▶ **DIRECTIONS FOR THIS TASK**: Your task is to print the material below exactly as presented.

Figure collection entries

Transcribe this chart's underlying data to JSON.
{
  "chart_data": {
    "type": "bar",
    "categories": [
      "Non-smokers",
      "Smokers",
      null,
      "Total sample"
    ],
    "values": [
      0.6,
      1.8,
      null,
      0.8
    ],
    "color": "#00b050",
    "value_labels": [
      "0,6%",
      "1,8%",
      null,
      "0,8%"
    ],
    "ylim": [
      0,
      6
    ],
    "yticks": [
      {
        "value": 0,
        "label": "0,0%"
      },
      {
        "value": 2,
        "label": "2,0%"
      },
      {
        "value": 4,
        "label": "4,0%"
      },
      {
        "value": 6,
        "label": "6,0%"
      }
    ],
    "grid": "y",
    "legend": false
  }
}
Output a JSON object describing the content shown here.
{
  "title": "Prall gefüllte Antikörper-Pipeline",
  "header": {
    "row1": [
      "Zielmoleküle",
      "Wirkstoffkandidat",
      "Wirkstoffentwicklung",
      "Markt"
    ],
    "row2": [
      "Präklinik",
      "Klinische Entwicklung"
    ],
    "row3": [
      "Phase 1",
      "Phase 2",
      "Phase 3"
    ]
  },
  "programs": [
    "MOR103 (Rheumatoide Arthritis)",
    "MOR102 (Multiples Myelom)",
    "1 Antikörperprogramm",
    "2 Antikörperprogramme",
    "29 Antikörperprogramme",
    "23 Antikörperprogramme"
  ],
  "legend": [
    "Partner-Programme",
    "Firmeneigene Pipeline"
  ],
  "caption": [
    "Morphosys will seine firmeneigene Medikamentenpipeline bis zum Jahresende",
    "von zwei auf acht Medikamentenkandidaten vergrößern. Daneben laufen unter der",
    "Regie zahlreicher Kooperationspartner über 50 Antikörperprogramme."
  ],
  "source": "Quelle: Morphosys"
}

▶ **ANSWER BELOW**:
Transcribe this chart's underlying data to JSON.
{
  "chart_data": {
    "type": "bar",
    "categories": [
      "Non-smokers",
      "Smokers",
      null,
      "Total sample"
    ],
    "values": [
      0.6,
      1.8,
      null,
      0.8
    ],
    "color": "#00b050",
    "value_labels": [
      "0,6%",
      "1,8%",
      null,
      "0,8%"
    ],
    "ylim": [
      0,
      6
    ],
    "yticks": [
      {
        "value": 0,
        "label": "0,0%"
      },
      {
        "value": 2,
        "label": "2,0%"
      },
      {
        "value": 4,
        "label": "4,0%"
      },
      {
        "value": 6,
        "label": "6,0%"
      }
    ],
    "grid": "y",
    "legend": false
  }
}
Output a JSON object describing the content shown here.
{
  "title": "Prall gefüllte Antikörper-Pipeline",
  "header": {
    "row1": [
      "Zielmoleküle",
      "Wirkstoffkandidat",
      "Wirkstoffentwicklung",
      "Markt"
    ],
    "row2": [
      "Präklinik",
      "Klinische Entwicklung"
    ],
    "row3": [
      "Phase 1",
      "Phase 2",
      "Phase 3"
    ]
  },
  "programs": [
    "MOR103 (Rheumatoide Arthritis)",
    "MOR102 (Multiples Myelom)",
    "1 Antikörperprogramm",
    "2 Antikörperprogramme",
    "29 Antikörperprogramme",
    "23 Antikörperprogramme"
  ],
  "legend": [
    "Partner-Programme",
    "Firmeneigene Pipeline"
  ],
  "caption": [
    "Morphosys will seine firmeneigene Medikamentenpipeline bis zum Jahresende",
    "von zwei auf acht Medikamentenkandidaten vergrößern. Daneben laufen unter der",
    "Regie zahlreicher Kooperationspartner über 50 Antikörperprogramme."
  ],
  "source": "Quelle: Morphosys"
}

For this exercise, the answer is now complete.